> [Verilen metin]

/---

XII. yüzyılda bilhassa Bayavutlar olmak üzere Yemekler, Harezmşah ordusunda yer aldılar.272
Diğer taraftan Yimâk (Kimâk) Türklerden bir sınıf olup, Kıpçaklara mensup idiler.273
Kuei-kuolar
Haklarında fazla bilgi bulunmayan ve herhangi bir siyasi olaya ya da savaşa karıştıkları görülmeyen Kuei-kuo’ların hakkında bilgi oldukça azdır. Yine de aşağıdaki gibi bir değerlendirme yapmak mümkündür.
Kuei-kuo, Po-ma’ların (Benekli Atlıların) batısında altmış günlük yoldadır. O ülkenin insanları gece vücutlarını gizleyerek seyahat ederler. Geyik derisinden elbise giyerler. Gözleri kulakları, burunları Çinlilerle aynıdır. Ağızları boyunlarındadır. Yukarıdan aletler kullanarak birbirlerini beslerler. Topraklarında darı, pirinç yoktur. Yalnız domuz, geyik ve yılan vardır. Güneylerinde Po-ma’ların ülkesine otuz günlük, Türgişlerin ülkesine yirmi günlük mesafedirler.274
Kurıkanlar
Kurıkanların (Ku-li-kan) Baykal Gölü’nün (Han-hai) kuzeyinde oturdukları ifade edilirken275 bazı kaynaklar tarafından Uygurların ve Baykal’ın kuzeyine işaret edilmiştir.276 Beş bin yetişmiş asker çıkaracak kadar güçleri vardı.277 Sadece bir kaynakta ise iki erkinlik halinde bir arada oturdukları kaydedilmiştir.278
Topraklarında çok zambak soğanı (lily-bulb) bulunmaktadır. Çok güzel at yetiştirirlerdi. Başları develerinkine benzer, kasları kemikleri çok iri, kuvvetli idi ve gün içinde bir kaç yüz kilometre hızla koşabilirlerdi.
Onların toprakları denize mesafelidir. Başkente en uzak olanlar onlardır. Ayrıca kuzeye gittikçe gece uzun veya kısa olur. Gündüz koyun omuzuna girer gibi dururdu. Sıcakta doğu tarafı parlak kalır yani güneş çıktığı yerdedir.

\---

> [Kayıtlardan alıntılar]
/---

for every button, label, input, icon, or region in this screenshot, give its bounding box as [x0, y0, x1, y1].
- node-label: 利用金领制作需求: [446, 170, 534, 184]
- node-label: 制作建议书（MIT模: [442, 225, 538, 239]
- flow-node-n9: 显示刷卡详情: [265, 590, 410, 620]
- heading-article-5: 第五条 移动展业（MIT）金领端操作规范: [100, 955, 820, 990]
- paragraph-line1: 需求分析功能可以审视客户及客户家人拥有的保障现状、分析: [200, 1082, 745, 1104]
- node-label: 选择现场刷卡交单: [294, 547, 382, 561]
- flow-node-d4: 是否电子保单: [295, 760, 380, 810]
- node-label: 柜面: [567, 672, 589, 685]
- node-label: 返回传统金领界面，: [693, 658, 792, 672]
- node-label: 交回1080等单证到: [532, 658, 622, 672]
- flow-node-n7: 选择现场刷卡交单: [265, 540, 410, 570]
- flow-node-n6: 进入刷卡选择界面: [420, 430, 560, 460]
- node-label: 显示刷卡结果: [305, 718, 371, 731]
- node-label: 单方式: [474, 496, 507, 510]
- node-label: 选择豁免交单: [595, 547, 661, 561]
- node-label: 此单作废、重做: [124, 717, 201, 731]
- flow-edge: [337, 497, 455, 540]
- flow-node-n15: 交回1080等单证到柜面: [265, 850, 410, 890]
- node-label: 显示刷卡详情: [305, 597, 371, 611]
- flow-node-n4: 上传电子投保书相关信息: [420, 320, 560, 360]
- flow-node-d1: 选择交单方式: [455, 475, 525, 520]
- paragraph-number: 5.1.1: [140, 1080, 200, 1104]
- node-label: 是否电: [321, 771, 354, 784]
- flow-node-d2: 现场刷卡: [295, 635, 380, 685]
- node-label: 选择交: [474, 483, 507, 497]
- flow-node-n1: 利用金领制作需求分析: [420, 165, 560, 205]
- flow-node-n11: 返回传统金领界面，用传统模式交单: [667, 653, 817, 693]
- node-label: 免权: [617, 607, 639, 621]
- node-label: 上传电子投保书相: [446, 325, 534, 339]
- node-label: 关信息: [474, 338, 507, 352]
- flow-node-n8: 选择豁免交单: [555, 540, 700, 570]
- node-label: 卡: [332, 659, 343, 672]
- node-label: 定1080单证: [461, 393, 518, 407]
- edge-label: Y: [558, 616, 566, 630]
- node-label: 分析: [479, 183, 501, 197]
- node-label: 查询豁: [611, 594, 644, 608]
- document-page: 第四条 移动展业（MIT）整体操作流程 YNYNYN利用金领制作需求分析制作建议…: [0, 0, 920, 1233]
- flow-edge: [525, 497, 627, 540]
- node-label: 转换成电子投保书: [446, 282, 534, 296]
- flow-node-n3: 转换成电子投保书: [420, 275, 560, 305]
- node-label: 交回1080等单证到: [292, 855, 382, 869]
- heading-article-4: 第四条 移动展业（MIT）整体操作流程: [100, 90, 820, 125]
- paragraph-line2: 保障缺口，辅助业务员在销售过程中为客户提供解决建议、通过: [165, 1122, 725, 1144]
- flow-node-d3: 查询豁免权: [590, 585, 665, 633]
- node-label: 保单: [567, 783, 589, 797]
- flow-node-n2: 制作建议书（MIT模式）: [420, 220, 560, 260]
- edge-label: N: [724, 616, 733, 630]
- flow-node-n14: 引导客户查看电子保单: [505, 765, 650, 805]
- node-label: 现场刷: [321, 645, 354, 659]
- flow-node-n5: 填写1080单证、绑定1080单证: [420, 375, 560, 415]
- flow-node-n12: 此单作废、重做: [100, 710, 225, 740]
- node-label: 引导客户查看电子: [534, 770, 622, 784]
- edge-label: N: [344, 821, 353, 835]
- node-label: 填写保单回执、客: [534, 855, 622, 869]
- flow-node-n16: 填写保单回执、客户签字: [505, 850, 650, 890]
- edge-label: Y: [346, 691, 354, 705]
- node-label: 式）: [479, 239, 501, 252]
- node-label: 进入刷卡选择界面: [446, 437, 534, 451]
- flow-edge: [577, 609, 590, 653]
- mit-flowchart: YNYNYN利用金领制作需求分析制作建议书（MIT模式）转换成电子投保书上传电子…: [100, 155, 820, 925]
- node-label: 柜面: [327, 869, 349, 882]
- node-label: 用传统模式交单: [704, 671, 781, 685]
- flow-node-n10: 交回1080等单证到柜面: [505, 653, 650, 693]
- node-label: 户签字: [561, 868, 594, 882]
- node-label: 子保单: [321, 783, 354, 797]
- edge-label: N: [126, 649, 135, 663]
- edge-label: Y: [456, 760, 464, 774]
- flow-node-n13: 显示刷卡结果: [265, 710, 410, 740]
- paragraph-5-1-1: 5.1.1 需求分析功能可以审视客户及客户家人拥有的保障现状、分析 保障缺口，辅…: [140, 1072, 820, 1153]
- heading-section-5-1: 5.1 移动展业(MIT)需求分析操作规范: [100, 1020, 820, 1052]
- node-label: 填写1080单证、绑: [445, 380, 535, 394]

\---

> [Yapılacak iş] Yukarıdaki Türk boyları metninden "XII. yüzyılda bilhassa" sözleriyle başlayıp "değerlendirme yapmak mümkündür." sözlerine kadar süren bölümü, hiçbir değişiklik yapmadan yeniden yazın. Kayıtlar, metinden bağımsız ayrı bir malzemedir.

> [Doğru sonuç]
XII. yüzyılda bilhassa Bayavutlar olmak üzere Yemekler, Harezmşah ordusunda yer aldılar.272
Diğer taraftan Yimâk (Kimâk) Türklerden bir sınıf olup, Kıpçaklara mensup idiler.273
Kuei-kuolar
Haklarında fazla bilgi bulunmayan ve herhangi bir siyasi olaya ya da savaşa karıştıkları görülmeyen Kuei-kuo’ların hakkında bilgi oldukça azdır. Yine de aşağıdaki gibi bir değerlendirme yapmak mümkündür.